• **Exercise task**:
Find and copy lines holding "额定输出容量".

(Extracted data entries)
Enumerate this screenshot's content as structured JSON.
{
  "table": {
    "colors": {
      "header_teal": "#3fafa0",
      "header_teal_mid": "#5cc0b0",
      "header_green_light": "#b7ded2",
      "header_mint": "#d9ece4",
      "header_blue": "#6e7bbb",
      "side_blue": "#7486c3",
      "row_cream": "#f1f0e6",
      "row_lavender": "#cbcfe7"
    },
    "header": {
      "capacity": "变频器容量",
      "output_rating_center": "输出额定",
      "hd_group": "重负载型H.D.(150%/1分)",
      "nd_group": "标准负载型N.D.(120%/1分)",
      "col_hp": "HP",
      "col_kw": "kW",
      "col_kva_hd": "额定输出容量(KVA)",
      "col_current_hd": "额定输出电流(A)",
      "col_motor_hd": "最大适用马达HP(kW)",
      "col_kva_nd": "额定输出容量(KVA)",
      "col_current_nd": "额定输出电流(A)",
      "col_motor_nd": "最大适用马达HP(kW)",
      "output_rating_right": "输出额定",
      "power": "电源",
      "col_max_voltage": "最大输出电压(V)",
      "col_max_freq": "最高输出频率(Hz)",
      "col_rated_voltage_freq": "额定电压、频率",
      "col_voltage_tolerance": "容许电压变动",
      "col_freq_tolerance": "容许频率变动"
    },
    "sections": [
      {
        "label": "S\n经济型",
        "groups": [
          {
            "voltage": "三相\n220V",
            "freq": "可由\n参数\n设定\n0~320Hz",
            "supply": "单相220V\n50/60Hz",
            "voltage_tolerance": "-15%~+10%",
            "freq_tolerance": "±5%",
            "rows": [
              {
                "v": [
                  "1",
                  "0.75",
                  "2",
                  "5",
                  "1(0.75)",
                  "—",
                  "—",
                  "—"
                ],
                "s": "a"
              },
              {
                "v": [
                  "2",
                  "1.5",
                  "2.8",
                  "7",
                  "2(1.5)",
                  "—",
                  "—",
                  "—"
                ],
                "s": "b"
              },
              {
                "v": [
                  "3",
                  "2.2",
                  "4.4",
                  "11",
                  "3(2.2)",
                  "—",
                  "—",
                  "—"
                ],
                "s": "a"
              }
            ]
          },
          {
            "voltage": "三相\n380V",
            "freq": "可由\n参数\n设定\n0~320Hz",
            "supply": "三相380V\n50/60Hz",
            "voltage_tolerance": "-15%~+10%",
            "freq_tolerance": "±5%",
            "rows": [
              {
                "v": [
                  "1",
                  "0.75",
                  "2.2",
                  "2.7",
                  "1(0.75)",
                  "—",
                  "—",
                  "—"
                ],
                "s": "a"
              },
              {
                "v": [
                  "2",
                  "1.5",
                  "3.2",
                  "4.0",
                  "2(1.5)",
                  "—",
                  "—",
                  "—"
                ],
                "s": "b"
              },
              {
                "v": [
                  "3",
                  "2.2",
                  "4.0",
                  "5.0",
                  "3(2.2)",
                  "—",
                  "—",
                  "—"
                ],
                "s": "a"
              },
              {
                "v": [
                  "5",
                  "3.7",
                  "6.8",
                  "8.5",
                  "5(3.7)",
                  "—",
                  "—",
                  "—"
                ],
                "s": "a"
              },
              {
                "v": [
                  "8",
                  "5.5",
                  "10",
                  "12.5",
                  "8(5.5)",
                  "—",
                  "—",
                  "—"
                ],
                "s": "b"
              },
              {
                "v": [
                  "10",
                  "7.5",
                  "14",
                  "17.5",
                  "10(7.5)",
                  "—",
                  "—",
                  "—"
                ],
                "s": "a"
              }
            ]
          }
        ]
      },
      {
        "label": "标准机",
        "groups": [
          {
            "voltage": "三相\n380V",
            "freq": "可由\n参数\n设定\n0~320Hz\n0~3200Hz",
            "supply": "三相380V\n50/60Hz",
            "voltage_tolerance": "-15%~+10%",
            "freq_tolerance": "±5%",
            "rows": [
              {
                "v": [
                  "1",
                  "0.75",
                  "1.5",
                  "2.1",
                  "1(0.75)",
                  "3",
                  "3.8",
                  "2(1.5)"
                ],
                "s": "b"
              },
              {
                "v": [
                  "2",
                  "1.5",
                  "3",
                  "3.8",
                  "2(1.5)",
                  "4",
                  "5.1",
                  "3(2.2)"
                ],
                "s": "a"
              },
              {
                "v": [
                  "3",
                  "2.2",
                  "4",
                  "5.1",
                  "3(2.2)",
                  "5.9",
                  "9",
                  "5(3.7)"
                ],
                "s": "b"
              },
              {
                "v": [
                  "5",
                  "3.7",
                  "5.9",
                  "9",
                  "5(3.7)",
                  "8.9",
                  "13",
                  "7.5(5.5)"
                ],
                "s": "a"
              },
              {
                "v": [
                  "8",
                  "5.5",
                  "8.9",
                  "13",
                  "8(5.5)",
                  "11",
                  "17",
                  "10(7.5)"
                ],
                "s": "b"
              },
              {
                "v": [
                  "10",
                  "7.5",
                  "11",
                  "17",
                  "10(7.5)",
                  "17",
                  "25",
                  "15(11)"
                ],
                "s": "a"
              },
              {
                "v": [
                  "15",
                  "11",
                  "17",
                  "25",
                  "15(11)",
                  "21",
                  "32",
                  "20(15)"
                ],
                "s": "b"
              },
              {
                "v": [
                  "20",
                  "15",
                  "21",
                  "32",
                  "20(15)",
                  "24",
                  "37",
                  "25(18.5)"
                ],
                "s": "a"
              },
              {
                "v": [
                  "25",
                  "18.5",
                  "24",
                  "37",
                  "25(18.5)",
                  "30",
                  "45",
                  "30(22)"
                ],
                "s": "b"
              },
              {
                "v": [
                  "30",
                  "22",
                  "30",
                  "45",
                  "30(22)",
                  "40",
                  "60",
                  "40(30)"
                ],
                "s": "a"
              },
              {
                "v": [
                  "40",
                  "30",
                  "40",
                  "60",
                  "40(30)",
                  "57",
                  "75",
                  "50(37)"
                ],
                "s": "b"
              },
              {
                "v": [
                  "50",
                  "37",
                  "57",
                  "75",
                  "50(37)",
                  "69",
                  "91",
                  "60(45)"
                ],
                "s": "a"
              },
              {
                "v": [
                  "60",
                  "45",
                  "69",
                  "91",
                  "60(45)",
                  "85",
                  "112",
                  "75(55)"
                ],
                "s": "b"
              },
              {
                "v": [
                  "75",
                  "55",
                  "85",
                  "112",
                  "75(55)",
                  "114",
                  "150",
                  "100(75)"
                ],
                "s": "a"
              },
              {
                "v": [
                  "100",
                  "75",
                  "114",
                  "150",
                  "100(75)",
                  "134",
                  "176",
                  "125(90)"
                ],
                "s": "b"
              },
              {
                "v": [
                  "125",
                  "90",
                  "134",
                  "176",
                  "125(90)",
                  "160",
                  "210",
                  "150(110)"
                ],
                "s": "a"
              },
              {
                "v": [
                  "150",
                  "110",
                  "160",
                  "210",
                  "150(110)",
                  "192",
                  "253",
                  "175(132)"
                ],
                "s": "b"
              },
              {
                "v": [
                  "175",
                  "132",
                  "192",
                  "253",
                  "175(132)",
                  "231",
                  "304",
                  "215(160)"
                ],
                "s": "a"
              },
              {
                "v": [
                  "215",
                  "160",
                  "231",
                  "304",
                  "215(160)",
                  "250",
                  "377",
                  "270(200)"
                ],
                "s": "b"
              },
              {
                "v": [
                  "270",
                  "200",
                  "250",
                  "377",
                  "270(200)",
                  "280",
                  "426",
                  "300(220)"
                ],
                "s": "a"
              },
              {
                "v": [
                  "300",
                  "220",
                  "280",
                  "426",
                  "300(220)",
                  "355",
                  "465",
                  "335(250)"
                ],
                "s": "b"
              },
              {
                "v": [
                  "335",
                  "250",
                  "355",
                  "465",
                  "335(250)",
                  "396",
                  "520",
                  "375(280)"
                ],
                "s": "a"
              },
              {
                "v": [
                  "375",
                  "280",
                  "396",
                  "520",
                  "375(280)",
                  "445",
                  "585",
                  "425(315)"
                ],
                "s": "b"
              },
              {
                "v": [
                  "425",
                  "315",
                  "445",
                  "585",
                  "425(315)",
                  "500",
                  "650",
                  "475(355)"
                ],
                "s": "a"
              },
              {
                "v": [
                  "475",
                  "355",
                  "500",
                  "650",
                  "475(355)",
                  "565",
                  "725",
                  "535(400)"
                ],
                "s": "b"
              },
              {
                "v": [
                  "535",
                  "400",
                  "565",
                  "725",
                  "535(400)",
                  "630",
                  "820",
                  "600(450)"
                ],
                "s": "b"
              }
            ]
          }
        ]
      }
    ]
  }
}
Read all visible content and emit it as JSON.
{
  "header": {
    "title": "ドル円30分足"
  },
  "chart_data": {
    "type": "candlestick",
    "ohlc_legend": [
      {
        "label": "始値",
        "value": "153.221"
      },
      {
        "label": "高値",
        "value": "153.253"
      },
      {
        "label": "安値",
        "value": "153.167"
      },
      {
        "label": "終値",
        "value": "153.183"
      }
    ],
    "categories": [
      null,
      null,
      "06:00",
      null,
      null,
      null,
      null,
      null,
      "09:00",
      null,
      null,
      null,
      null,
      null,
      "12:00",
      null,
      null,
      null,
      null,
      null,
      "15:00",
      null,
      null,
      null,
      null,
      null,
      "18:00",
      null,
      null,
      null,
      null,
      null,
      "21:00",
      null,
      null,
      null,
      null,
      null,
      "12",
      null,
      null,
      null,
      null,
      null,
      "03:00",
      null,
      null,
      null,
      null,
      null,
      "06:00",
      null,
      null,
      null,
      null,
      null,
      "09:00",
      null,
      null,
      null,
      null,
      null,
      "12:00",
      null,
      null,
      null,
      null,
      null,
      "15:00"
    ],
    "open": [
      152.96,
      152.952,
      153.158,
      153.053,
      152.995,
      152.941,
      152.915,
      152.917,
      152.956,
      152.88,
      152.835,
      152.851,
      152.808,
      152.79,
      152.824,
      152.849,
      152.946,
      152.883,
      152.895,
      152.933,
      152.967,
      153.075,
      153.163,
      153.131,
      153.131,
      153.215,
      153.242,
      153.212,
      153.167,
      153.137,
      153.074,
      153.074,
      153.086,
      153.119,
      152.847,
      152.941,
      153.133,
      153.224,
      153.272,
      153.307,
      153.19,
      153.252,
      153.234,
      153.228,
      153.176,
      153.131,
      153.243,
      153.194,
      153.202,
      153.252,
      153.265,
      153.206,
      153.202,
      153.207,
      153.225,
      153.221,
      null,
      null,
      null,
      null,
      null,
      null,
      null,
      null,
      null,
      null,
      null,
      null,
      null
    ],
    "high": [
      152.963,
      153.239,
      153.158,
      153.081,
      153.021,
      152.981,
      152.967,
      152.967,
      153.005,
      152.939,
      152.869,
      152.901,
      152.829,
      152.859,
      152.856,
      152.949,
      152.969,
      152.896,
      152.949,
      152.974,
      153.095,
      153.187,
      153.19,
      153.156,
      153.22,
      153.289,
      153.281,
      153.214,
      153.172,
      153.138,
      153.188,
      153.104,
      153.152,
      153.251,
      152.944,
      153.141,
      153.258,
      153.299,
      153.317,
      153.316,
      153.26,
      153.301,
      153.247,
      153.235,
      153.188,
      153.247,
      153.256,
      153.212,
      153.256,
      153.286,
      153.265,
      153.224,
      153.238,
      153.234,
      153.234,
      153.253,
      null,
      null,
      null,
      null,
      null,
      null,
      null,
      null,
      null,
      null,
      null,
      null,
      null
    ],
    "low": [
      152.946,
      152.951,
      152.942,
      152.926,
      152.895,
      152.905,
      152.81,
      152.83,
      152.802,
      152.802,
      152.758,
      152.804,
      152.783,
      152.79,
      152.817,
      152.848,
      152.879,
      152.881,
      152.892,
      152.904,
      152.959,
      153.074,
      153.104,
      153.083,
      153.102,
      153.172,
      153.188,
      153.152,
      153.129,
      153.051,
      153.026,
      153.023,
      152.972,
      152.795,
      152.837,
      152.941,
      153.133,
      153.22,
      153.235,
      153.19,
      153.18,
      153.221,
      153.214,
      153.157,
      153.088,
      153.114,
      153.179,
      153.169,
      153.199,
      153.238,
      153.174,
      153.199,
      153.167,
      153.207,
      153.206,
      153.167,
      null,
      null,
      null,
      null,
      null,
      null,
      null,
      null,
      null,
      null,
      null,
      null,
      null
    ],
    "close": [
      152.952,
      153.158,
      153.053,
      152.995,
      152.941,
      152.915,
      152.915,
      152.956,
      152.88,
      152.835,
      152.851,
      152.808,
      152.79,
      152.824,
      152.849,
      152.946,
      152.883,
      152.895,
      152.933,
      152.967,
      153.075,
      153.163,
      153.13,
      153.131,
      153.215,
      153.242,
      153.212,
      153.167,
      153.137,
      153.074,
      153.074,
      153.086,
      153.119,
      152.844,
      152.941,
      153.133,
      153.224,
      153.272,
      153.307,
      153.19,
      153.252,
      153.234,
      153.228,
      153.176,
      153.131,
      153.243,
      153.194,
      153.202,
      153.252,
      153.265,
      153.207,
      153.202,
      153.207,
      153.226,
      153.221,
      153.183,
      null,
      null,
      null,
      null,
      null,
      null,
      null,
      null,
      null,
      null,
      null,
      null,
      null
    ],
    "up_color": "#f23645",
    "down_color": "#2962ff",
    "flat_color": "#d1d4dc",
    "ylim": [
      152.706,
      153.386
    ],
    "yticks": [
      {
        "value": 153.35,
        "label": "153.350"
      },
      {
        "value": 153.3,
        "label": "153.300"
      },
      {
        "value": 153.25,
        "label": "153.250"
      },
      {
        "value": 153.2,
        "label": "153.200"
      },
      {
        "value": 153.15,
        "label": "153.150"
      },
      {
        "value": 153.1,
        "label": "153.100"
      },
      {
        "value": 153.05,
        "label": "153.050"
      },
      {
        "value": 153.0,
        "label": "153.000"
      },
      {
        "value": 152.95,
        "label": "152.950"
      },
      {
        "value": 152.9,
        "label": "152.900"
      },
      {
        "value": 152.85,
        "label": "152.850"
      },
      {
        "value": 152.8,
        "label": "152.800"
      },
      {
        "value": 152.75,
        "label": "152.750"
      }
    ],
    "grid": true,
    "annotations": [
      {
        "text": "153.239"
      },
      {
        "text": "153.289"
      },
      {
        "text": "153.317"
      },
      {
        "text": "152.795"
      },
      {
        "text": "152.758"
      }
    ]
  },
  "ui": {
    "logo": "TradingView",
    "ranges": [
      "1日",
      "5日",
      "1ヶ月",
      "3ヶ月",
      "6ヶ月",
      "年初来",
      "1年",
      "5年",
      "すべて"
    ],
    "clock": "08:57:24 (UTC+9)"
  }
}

• **Task output**:
      "col_kva_hd": "额定输出容量(KVA)",
      "col_kva_nd": "额定输出容量(KVA)",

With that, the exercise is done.